### DOCUMENT SECTION:
[A Popular History of France From The Earliest Times by Francois Pierre Guillaume Guizot]@TWC D-Link bookA Popular History of France From The Earliest Times CHAPTER XLVI 33/47
It had been found necessary to bury Colbert by night to avoid the insults of the people, who imputed to him the imposts which crushed them.
What an unjust and odious mistake of popular opinion which accused Colbert of the evils which he had fought against and at the same time suffered under to the last day! All Colbert's offices, except the navy, fell to Louvois or his creatures. Claude Lepelletier, a relative of Le Tellier, became comptroller of finance; he entered the council; M.de Blainville, Colbert's second son, was obliged to resign in Louvois' favor the superintendence of buildments, of which the king had previously promised him the reversion. All business passed into the hands of Louvois.
Le Tellier had been chancellor since 1677; peace still reigned; the all-powerful minister occupied himself in building Trianon, bringing the River Eure to Versailles, and establishing unity of religion in France.
"The counsel of constraining the Huguenots by violent means to become Catholics was given and carried out by the Marquis of Louvois," says an anonymous letter of the time.

(Stored dataset items)
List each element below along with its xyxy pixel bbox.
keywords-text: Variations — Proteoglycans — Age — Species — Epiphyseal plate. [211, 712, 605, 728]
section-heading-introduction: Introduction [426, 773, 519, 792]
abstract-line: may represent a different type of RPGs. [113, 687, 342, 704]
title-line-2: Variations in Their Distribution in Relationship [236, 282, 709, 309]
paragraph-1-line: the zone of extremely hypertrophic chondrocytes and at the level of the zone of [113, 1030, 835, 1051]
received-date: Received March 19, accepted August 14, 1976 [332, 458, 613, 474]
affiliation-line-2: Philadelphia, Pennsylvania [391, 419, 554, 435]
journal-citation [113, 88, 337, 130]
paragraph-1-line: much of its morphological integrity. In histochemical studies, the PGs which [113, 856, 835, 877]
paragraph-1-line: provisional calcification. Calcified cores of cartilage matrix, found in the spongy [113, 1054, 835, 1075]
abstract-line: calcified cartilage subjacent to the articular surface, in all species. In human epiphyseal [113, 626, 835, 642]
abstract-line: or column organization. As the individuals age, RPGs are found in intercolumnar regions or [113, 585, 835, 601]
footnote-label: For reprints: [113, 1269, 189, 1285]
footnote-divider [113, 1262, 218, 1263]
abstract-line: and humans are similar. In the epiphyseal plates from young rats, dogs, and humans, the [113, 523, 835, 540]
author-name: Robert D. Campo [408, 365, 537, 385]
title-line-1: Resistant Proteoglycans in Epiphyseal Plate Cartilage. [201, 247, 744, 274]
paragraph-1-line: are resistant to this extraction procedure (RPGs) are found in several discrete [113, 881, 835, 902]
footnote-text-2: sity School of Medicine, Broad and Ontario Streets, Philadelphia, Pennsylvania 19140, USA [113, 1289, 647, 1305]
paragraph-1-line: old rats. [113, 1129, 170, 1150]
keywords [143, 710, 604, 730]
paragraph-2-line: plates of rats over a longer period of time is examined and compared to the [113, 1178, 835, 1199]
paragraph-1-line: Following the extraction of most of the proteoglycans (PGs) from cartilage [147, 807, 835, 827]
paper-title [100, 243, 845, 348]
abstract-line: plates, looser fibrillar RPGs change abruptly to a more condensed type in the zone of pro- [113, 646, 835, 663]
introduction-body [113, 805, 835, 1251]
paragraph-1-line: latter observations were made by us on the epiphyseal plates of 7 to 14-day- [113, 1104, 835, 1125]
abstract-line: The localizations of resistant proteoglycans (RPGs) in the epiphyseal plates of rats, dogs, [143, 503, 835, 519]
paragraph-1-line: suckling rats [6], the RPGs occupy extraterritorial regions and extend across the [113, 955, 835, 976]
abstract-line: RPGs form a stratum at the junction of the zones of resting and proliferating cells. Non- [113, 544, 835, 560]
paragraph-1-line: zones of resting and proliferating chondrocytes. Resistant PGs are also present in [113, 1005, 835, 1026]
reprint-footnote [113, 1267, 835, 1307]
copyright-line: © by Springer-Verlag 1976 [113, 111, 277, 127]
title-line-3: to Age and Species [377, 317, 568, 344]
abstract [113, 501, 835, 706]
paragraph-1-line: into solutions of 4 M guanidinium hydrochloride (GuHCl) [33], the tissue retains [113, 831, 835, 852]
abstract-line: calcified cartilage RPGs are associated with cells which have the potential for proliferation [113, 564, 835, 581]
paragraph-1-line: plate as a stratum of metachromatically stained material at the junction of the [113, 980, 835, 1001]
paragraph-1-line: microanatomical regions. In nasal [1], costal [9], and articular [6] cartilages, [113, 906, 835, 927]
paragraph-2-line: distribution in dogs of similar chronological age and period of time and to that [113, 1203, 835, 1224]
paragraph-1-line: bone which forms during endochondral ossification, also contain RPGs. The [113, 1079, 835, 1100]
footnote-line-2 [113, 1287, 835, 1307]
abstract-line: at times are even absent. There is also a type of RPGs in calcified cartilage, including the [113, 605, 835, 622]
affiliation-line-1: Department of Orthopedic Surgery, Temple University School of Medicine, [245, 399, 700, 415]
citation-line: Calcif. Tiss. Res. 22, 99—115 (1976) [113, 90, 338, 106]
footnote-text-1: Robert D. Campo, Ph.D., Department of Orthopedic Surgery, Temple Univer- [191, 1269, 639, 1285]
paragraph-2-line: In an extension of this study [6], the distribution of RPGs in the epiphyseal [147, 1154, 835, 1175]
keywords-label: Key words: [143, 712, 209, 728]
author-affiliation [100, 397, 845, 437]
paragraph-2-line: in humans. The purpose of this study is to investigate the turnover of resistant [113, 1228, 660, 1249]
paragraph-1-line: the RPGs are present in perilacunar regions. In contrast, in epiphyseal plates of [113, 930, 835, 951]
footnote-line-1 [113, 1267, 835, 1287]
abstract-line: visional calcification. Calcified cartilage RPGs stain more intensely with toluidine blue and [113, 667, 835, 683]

### PROBLEM DESCRIPTION:
Please explain, in one to three sentences and using the passage on Colbert and Louvois, why Colbert had to be buried at night.

### FINAL ANSWER:
Colbert was buried by night to avoid the insults of the people. They blamed him for the taxes that were crushing them, although he had fought against those evils and suffered under them until his last day.